> What is required
Look through the records that follow. Copy every line containing the word "with".

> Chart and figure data
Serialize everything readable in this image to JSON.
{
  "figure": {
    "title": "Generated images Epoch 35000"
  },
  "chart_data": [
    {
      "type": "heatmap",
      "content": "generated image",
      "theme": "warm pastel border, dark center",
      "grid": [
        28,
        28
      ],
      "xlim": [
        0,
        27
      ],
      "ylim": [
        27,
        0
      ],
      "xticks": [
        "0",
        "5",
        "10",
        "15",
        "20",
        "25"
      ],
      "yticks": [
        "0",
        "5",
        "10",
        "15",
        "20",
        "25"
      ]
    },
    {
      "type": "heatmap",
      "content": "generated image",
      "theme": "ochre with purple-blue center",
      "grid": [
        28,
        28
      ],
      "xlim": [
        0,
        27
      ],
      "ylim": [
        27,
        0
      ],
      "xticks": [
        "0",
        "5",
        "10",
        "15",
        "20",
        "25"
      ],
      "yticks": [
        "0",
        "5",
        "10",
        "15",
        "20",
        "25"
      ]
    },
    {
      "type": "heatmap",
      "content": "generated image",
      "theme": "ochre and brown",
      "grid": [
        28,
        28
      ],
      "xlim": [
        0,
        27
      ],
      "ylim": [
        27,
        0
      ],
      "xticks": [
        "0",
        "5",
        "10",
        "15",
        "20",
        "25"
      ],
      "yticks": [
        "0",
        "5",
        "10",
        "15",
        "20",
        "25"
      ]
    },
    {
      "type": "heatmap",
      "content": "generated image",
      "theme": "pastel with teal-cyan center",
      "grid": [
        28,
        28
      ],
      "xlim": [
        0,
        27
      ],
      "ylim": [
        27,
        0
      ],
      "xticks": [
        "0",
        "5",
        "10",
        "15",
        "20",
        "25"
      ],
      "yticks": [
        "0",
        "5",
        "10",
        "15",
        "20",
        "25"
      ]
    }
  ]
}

> Solved problem
      "theme": "ochre with purple-blue center",
      "theme": "pastel with teal-cyan center",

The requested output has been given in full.